** Begin RECORDS PROVIDED **

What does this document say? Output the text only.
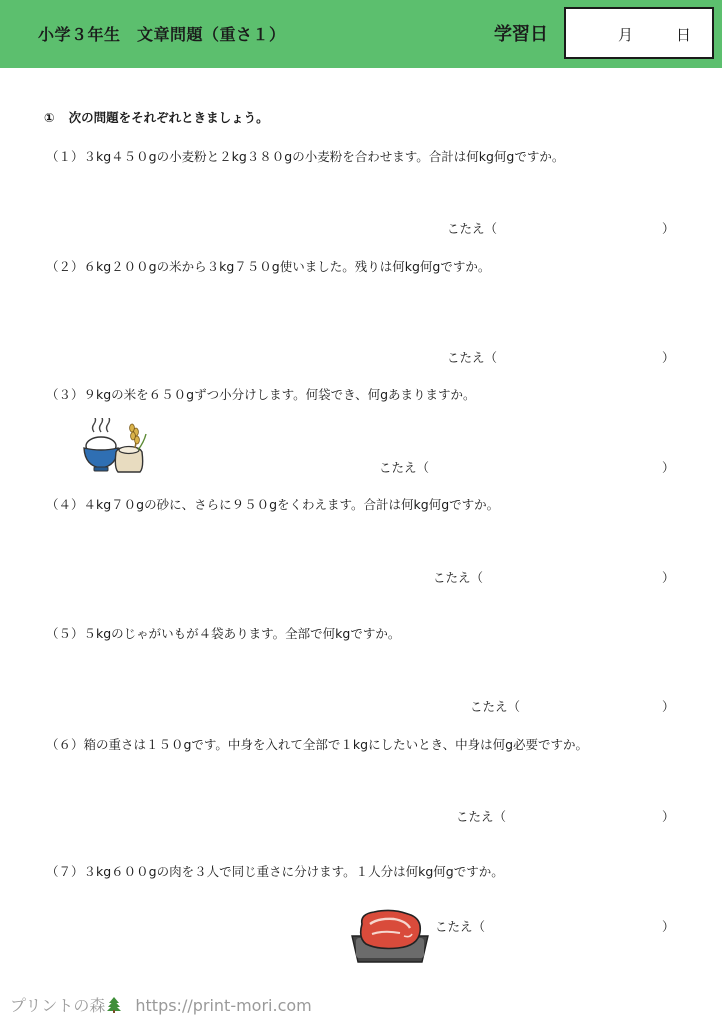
小学３年生　文章問題（重さ１）	学習日	月	日
① 次の問題をそれぞれときましょう。
（１）３kg４５０gの小麦粉と２kg３８０gの小麦粉を合わせます。合計は何kg何gですか。
こたえ（	）
（２）６kg２００gの米から３kg７５０g使いました。残りは何kg何gですか。
こたえ（	）
（３）９kgの米を６５０gずつ小分けします。何袋でき、何gあまりますか。
こたえ（	）
（４）４kg７０gの砂に、さらに９５０gをくわえます。合計は何kg何gですか。
こたえ（	）
（５）５kgのじゃがいもが４袋あります。全部で何kgですか。
こたえ（	）
（６）箱の重さは１５０gです。中身を入れて全部で１kgにしたいとき、中身は何g必要ですか。
こたえ（	）
（７）３kg６００gの肉を３人で同じ重さに分けます。１人分は何kg何gですか。
こたえ（	）
プリントの森 https://print-mori.com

** End RECORDS PROVIDED **

▶ AIM
Pictures are not part of the copy; output everything else in the records exactly.

▶ TASK ANSWER
What does this document say? Output the text only.
小学３年生　文章問題（重さ１）	学習日	月	日
① 次の問題をそれぞれときましょう。
（１）３kg４５０gの小麦粉と２kg３８０gの小麦粉を合わせます。合計は何kg何gですか。
こたえ（	）
（２）６kg２００gの米から３kg７５０g使いました。残りは何kg何gですか。
こたえ（	）
（３）９kgの米を６５０gずつ小分けします。何袋でき、何gあまりますか。
こたえ（	）
（４）４kg７０gの砂に、さらに９５０gをくわえます。合計は何kg何gですか。
こたえ（	）
（５）５kgのじゃがいもが４袋あります。全部で何kgですか。
こたえ（	）
（６）箱の重さは１５０gです。中身を入れて全部で１kgにしたいとき、中身は何g必要ですか。
こたえ（	）
（７）３kg６００gの肉を３人で同じ重さに分けます。１人分は何kg何gですか。
こたえ（	）
プリントの森 https://print-mori.com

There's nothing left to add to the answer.